• Text provided
Metadata that synthesis rules can evaluate includes:
- The magnitude of the value.
- The source system from which the value originated.
- The recency of the fragment from which the value originated.
- The frequency of the value's occurrence, among all occurring values for the attribute.
Although the synthesis process produces a resolved entity, our solutions also retain the original, pre-synthesis fragments. These are maintained and accessible as long as the entity exists in the solution.
Typically, fragments are only accessed directly for non-operational purposes like validating the entity resolution process. However, the fragment data can be used instead of or in addition to the resolved entity data operationally, if needed.
Even after an entity has been resolved, our solution maintains all of the original fragments that were used to create it, even those that did not contribute any data to the resolved entity.
This allows us to maintain the provenance of a cluster and its associated entity. This is primarily leveraged in two major ways: entity re-evaluation, and entity investigation.
Consider two fragments which do not match directly, and do not have any mutual matches between them. These fragments would belong to distinct entities in one of our solutions.
However, operational systems routinely have new data enter the system.
New fragments, when combined with the existing fragments, may create a mutual match (or chain of matches) between fragments that previously had no connection. This new match indicates that two (or more) previously-formed entities are actually the same entity.
This can only work if all of the original fragments are still there, since some or all of a fragment’s data might not be retained to the final entity at the end of the resolution process.
If one of those originally-unused fragments is essential to the new match, discarding it precludes the ability to ever make that new match. This places significant limitations on the ability to re-evaluate entities: data from any system that is added after the initial matching takes place is less useful.
Our solutions do retain all original fragments and always work from the fragment level, so new data can be continually evaluated in context with all prior fragments. Any data contributed to the system can fully contribute to entity resolution, no matter when it is added.

• Material provided
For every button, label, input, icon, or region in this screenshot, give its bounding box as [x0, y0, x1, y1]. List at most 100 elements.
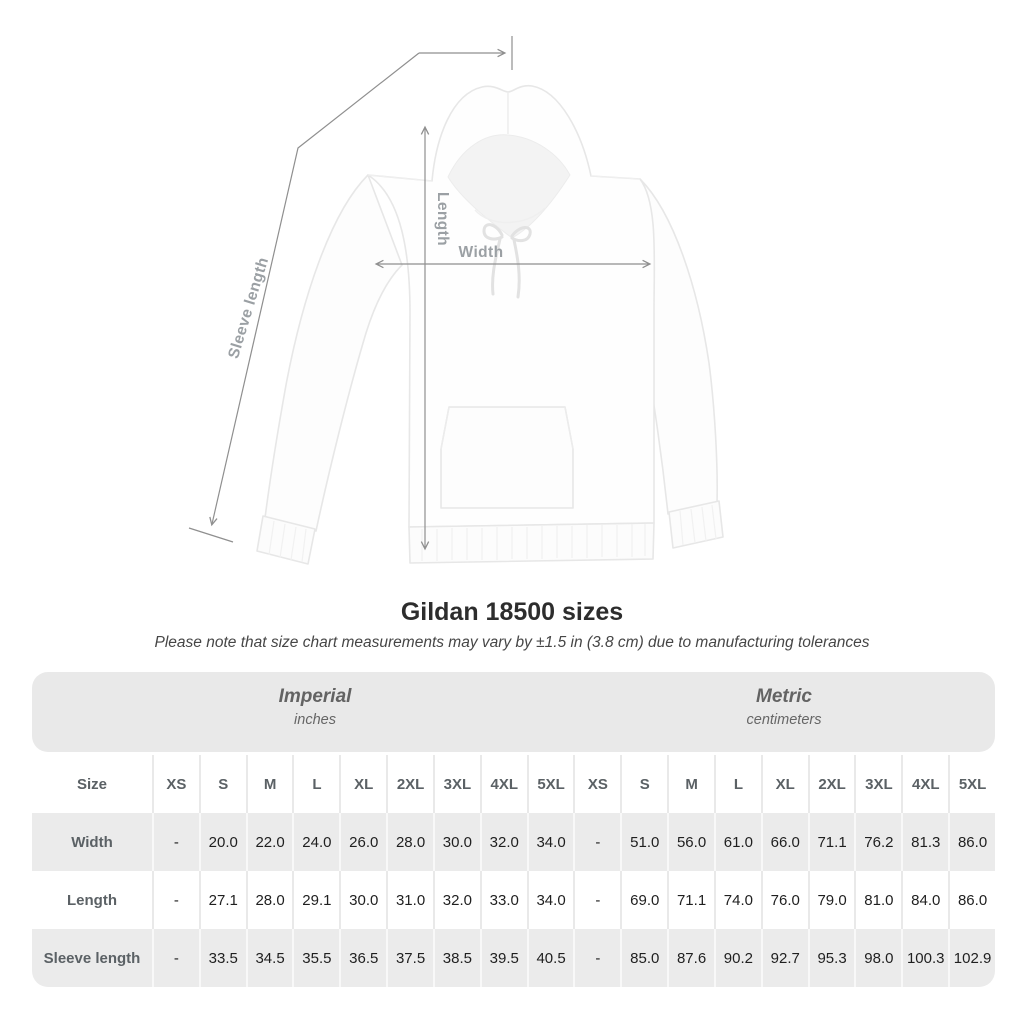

• Task requirements
A: Echo the entity resolution text word for word from "Even after an" up to and including "enter the system.".
B: Carry on the entity resolution text from the point where it stops.
The data shown with the entity resolution text is separate material and does not belong to it.

• Answers in order
A:
Even after an entity has been resolved, our solution maintains all of the original fragments that were used to create it, even those that did not contribute any data to the resolved entity.
This allows us to maintain the provenance of a cluster and its associated entity. This is primarily leveraged in two major ways: entity re-evaluation, and entity investigation.
Consider two fragments which do not match directly, and do not have any mutual matches between them. These fragments would belong to distinct entities in one of our solutions.
However, operational systems routinely have new data enter the system.

B:
For example, consider a pair of fragments A and B. When these fragments first enter a MIOsoft entity resolution solution, there is no direct or mutual match between them, so they are placed in separate clusters.
This creates separate entities, Entity 1 and Entity 2, based off of the clusters containing fragments A and B. The entities are then made available for operational use.
Later, a new fragment C enters the system. This fragment matches both A and B.
When this match is made, Entity 1 and Entity 2 needs to be re-evaluated.
Fragments A, C, and B now belong to the same cluster (match group). The cluster is passed through the synthesis process, resulting in Entity 3.
Entities 1 and 2 are removed, and Entity 3 created. This process is relatively efficient because our solution maintains the previously-created data structures.
Although this example illustrates the essential behavior of what is taking place during entity resolution, note that in practice it would be common for the linked entities to be resolved from multiple fragments each. It is also possible for more than two entities to be re-evaluated as a single fragment group.
Since our solutions retain the original fragments that were used to create an entity, these fragments can be retrieved and examined even while the resolved entity is also being used operationally.
This allows the entity resolution process to be investigated and analyzed long-term, not just during initial development. Fragment access post-synthesis can be used for purposes like continuous improvement, error correction, and root cause analysis.
These types of long-term improvement are only possible when the original fragments remain accessible; if only the resolved entities are retained, data is technically lost at every step.
For example, consider a situation in which a customer service representative enters a person's name as "Cate."
This fragment then goes through the entity resolution process.
If the existing entity—which matches the fragment in every other respect—spells the name "Kate," and no other information is retained, incorporating the new fragment into the entity is not well-informed: is the entity name misspelled, or is the new fragment's name misspelled?
But if the fragments behind the existing entity are retained, there can be additional evidence regarding which value is correct, or possibly evidence that the correct value is not known.
Consider a situation where fragments used to create the existing entity are evenly split between "Cate" and "Kate." Depending on the solution configuration, the entity can be flagged because the name choice cannot be made confidently, or synthesis rules may use an alternate form of decision-making where value frequency is not decisive.
For instance, in the top Entity 25 of the diagram, "Kate" could be selected because the fragment that was created earliest used "Kate," or because a generally-trustworthy system used "Kate," because "Kate" is more common than "Cate," or perhaps "Kate" was simply selected arbitrarily.
But consider a situation where the majority of the fragments use the name "Kate," with occasional fragments that use other spellings. In this situation, it's possible to be relatively confident that the new fragment contains the misspelling, and that the entity should retain the spelling "Kate." This same logic would hold no matter which spelling was most common, allowing for occasional data entry errors without constantly changing the entity's resolved name.
This kind of assessment is only possible when all fragments are retained.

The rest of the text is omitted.